Gather the lines from the material that contain "Sentiment".
* * *
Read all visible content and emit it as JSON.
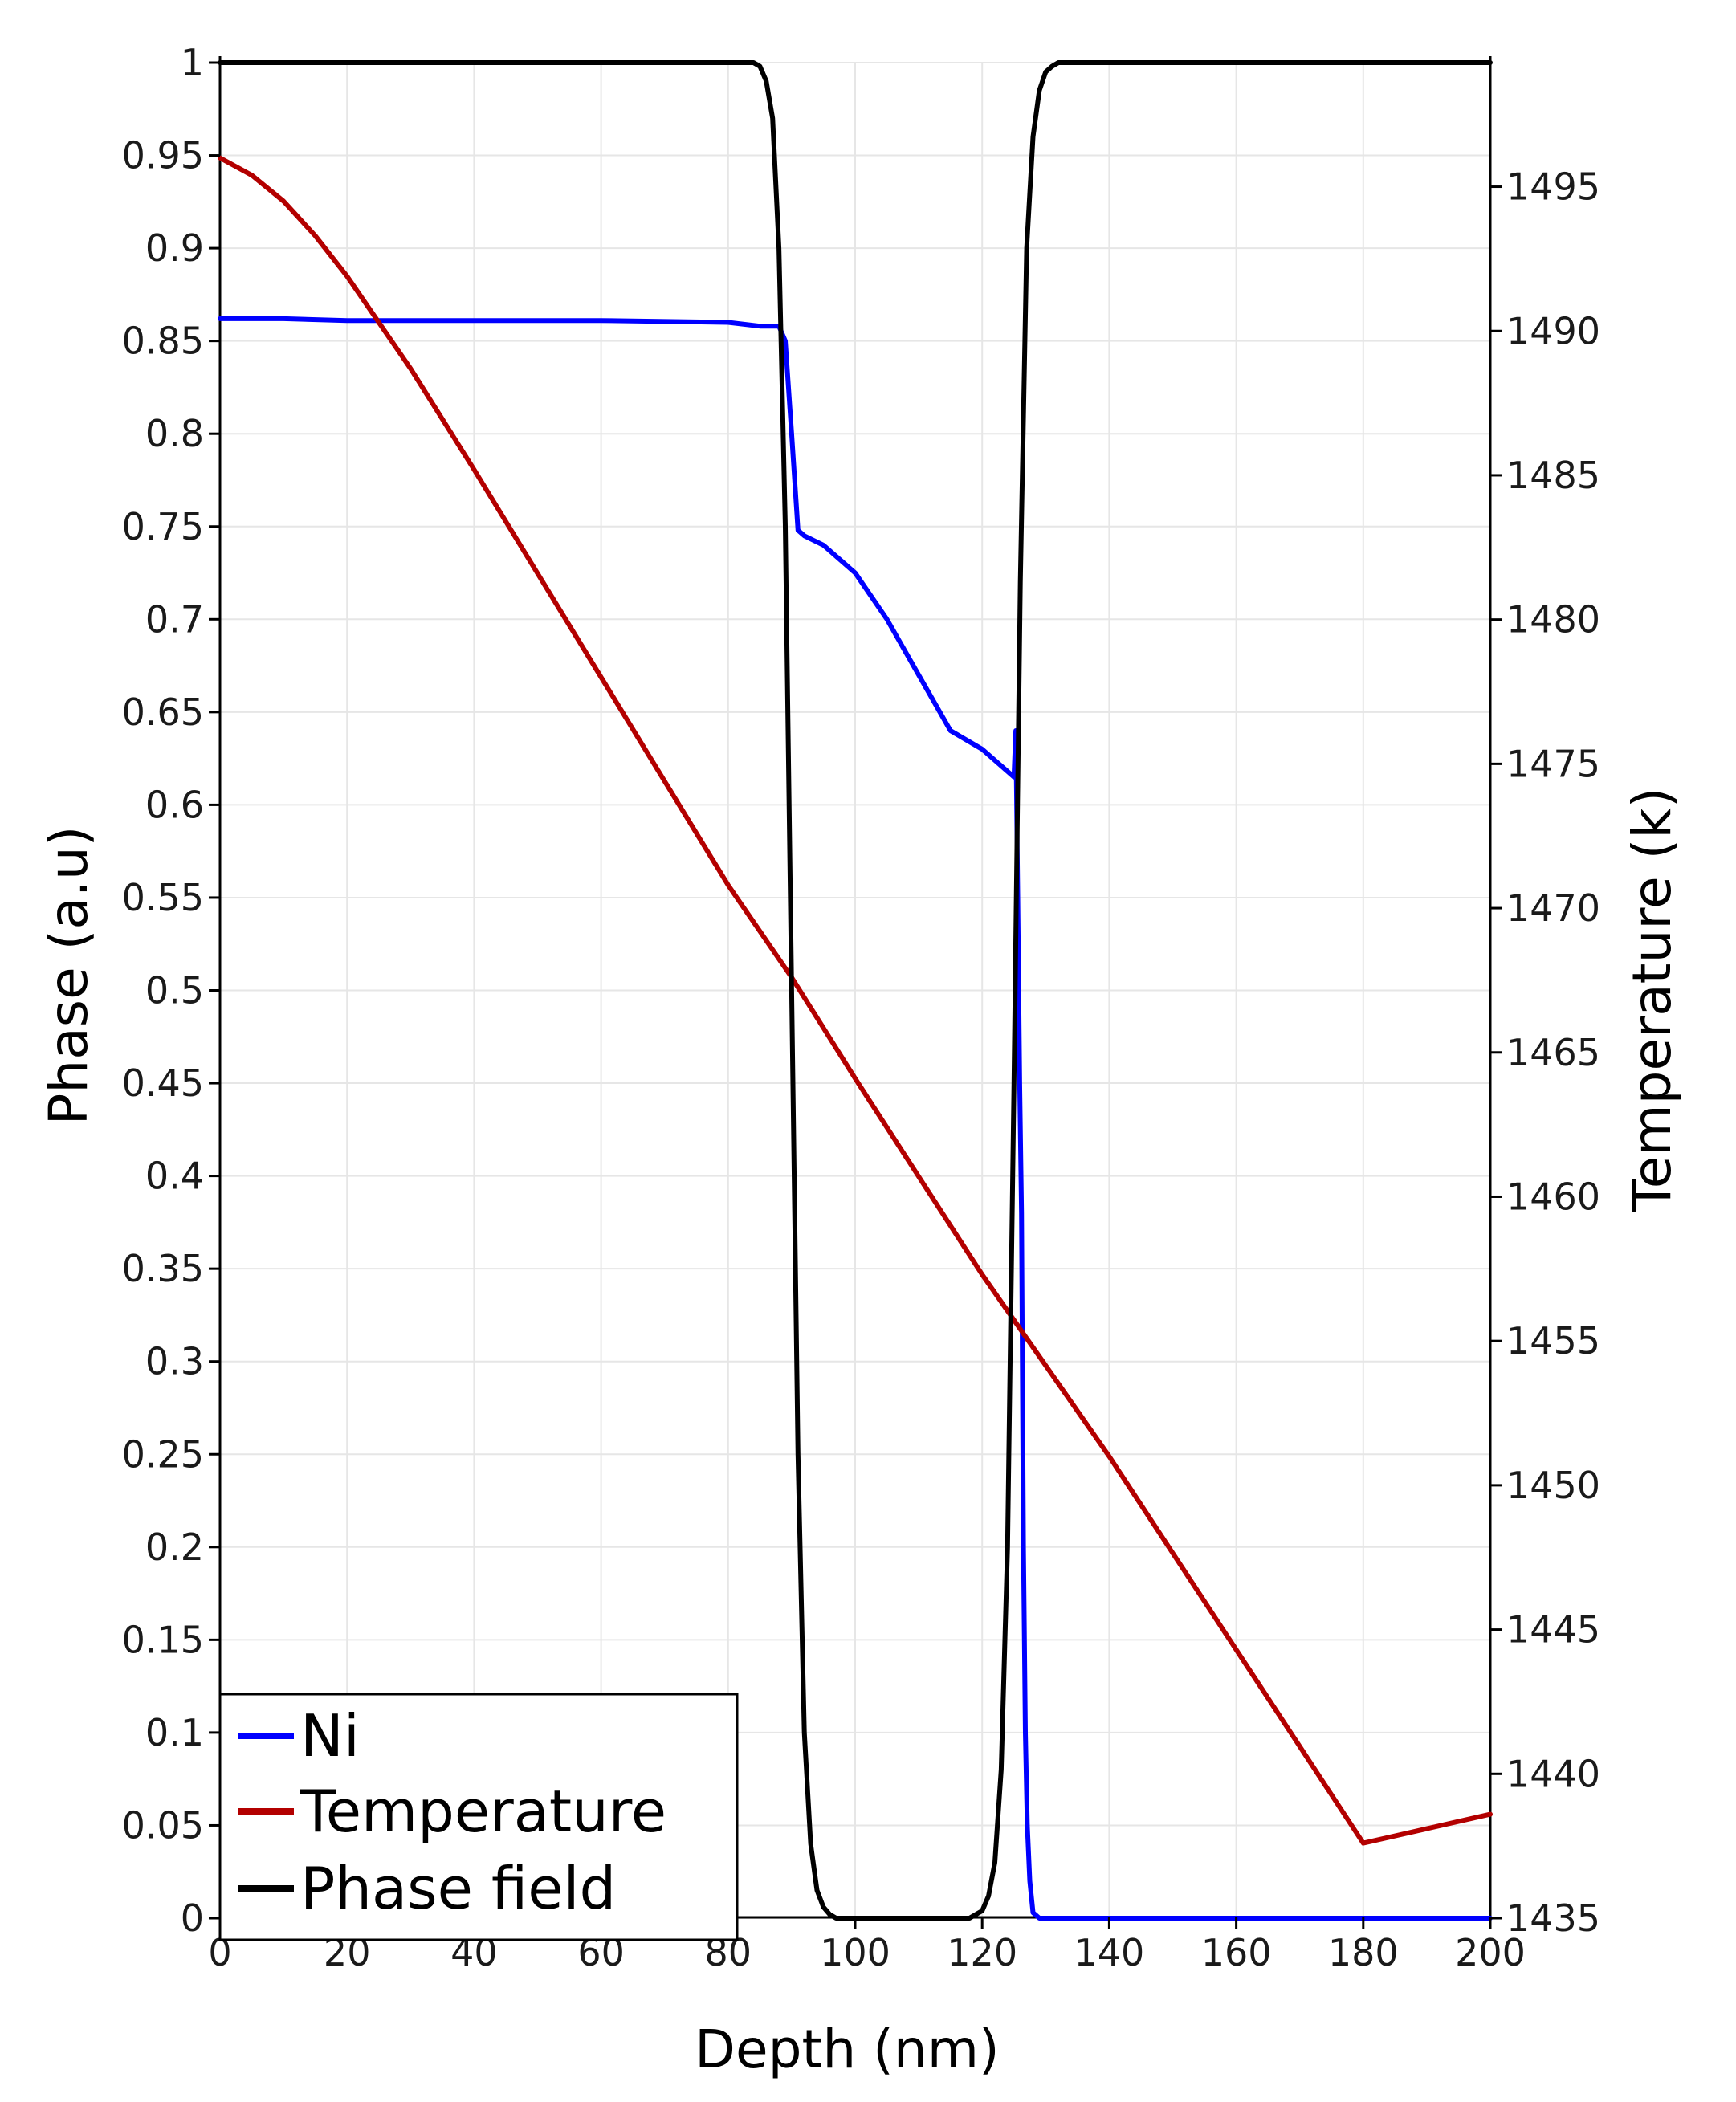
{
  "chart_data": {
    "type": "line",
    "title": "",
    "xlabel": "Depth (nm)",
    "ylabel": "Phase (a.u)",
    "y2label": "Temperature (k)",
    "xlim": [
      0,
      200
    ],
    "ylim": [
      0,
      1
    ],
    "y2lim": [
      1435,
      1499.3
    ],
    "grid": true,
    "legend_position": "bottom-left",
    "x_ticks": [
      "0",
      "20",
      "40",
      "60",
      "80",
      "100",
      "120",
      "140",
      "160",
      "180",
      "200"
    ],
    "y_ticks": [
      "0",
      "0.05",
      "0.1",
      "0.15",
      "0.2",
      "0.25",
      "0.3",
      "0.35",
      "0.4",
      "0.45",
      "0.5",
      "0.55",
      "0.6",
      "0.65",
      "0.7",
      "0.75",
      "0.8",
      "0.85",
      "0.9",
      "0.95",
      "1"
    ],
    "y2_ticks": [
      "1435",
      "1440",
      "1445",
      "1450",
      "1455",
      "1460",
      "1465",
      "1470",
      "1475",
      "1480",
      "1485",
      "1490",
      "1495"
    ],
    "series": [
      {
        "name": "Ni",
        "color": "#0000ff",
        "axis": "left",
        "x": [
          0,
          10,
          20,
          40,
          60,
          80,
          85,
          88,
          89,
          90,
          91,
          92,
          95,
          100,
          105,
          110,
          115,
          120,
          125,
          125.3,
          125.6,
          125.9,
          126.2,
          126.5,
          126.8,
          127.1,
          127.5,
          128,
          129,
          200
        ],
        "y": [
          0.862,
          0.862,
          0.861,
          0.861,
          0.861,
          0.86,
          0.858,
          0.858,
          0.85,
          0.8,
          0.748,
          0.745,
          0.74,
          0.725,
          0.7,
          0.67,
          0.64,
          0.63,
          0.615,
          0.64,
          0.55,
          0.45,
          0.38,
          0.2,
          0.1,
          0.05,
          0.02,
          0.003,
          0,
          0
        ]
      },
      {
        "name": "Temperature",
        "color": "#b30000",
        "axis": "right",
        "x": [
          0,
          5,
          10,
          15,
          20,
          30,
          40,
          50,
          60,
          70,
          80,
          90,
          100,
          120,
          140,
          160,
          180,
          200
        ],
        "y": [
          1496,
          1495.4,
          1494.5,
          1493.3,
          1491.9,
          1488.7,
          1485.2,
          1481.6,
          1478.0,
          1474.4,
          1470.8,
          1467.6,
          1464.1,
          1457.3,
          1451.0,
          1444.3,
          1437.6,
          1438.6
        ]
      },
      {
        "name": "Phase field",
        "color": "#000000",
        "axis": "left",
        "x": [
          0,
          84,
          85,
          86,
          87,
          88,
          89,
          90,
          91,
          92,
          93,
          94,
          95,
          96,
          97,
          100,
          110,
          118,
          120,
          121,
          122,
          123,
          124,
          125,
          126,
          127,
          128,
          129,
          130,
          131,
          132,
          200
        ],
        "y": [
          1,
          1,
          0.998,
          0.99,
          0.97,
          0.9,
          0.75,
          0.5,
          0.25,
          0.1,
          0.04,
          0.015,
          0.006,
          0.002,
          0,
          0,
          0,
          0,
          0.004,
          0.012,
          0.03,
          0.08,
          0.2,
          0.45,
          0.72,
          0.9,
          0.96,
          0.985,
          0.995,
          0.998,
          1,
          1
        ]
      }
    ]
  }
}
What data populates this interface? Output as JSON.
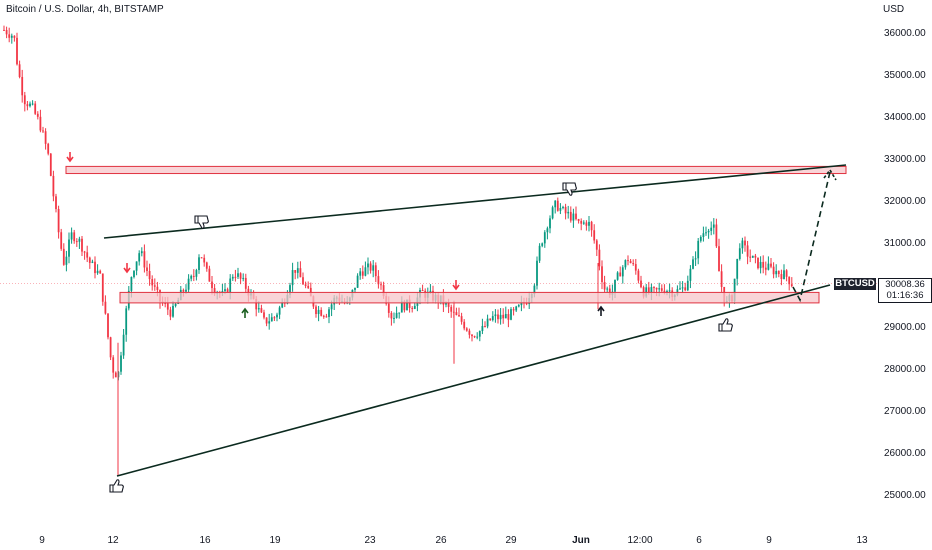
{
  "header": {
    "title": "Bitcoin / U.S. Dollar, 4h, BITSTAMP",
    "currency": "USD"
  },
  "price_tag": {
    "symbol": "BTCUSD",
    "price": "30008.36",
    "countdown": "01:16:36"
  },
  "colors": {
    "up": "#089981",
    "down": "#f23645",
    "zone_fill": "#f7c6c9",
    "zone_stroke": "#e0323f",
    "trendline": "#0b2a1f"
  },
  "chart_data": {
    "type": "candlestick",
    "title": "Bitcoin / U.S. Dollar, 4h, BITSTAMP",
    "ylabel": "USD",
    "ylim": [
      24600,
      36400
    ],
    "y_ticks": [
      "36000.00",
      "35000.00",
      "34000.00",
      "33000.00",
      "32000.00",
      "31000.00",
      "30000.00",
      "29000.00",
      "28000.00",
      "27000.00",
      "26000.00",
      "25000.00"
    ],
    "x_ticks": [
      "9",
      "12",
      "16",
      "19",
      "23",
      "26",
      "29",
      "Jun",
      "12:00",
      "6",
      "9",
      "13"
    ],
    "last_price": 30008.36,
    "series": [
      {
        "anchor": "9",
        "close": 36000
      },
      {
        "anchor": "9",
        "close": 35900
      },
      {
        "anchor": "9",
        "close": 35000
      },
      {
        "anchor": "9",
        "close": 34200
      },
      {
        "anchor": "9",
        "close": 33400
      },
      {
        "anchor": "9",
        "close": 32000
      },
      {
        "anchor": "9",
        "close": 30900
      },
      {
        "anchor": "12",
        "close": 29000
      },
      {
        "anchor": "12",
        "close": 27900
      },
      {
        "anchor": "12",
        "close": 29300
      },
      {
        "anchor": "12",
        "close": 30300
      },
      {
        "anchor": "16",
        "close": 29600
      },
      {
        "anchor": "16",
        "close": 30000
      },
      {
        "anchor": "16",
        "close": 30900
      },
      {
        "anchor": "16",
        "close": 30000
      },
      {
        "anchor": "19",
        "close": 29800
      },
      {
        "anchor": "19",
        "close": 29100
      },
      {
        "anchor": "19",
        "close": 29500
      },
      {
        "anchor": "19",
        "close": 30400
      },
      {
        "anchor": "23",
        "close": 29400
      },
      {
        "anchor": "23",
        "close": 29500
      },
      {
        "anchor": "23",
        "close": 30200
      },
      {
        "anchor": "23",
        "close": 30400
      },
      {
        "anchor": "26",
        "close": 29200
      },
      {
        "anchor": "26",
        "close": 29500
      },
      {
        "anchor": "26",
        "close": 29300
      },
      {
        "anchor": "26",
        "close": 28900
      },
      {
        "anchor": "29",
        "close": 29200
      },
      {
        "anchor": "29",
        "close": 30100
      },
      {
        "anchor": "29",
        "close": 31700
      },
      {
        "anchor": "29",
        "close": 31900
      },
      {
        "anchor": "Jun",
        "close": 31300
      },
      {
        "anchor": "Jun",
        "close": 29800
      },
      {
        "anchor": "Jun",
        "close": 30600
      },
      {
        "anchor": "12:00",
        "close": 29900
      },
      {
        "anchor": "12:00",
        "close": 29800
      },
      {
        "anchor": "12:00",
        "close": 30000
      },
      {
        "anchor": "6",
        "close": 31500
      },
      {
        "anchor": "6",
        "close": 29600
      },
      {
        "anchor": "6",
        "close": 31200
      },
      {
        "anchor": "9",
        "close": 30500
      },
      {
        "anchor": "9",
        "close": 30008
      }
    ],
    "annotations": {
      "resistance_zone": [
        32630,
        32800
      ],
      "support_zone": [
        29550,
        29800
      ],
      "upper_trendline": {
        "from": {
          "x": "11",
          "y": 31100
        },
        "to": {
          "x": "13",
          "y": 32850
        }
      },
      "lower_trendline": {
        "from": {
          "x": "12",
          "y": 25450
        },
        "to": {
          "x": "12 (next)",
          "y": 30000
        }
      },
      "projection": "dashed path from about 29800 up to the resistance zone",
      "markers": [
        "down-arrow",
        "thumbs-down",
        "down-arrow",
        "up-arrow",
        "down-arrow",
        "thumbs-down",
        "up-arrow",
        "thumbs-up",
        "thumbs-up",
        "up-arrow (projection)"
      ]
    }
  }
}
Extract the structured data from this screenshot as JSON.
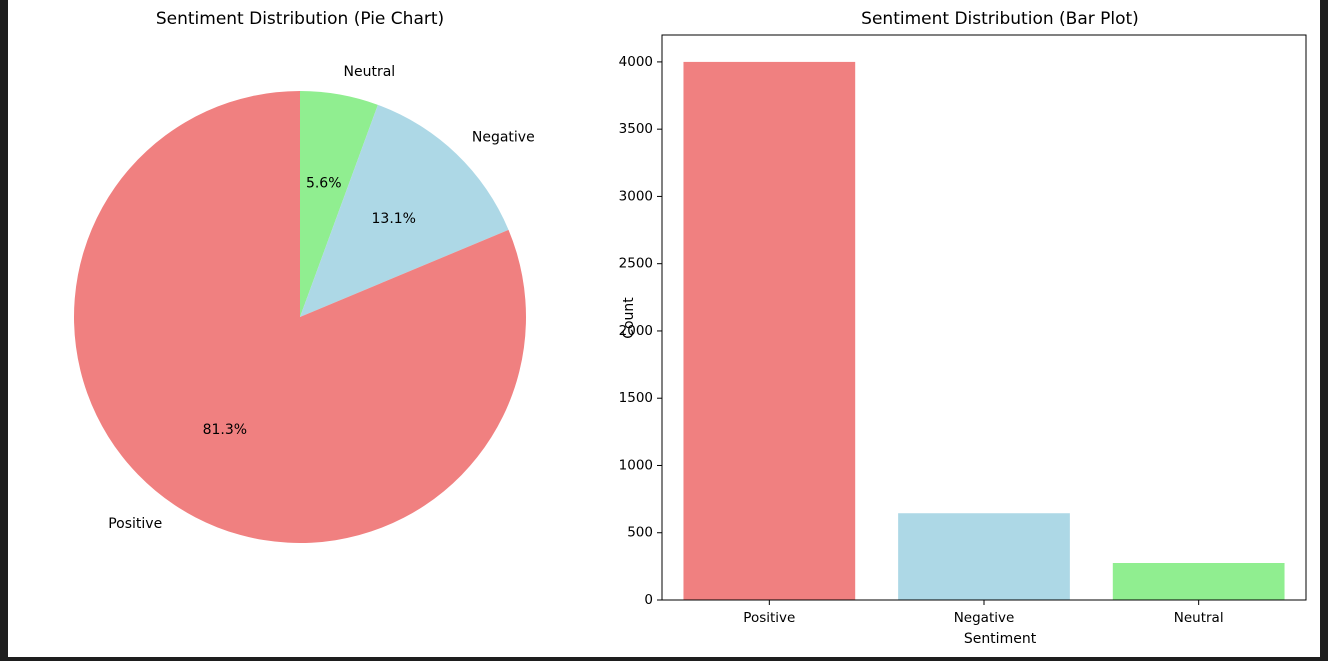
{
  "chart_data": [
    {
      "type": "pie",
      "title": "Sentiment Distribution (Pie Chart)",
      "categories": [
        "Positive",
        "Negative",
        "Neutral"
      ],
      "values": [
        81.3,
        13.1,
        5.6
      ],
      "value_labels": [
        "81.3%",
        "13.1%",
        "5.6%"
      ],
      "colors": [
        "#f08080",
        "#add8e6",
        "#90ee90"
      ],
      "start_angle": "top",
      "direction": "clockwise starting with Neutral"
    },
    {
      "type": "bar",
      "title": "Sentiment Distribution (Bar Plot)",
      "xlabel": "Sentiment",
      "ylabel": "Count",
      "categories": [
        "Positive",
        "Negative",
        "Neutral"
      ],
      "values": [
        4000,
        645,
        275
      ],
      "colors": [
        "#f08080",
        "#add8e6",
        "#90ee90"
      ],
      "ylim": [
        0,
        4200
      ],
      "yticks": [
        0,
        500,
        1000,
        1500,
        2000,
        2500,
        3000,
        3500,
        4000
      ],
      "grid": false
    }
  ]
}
* * *
Task result:
      "title": "Sentiment Distribution (Pie Chart)",
      "title": "Sentiment Distribution (Bar Plot)",
      "xlabel": "Sentiment",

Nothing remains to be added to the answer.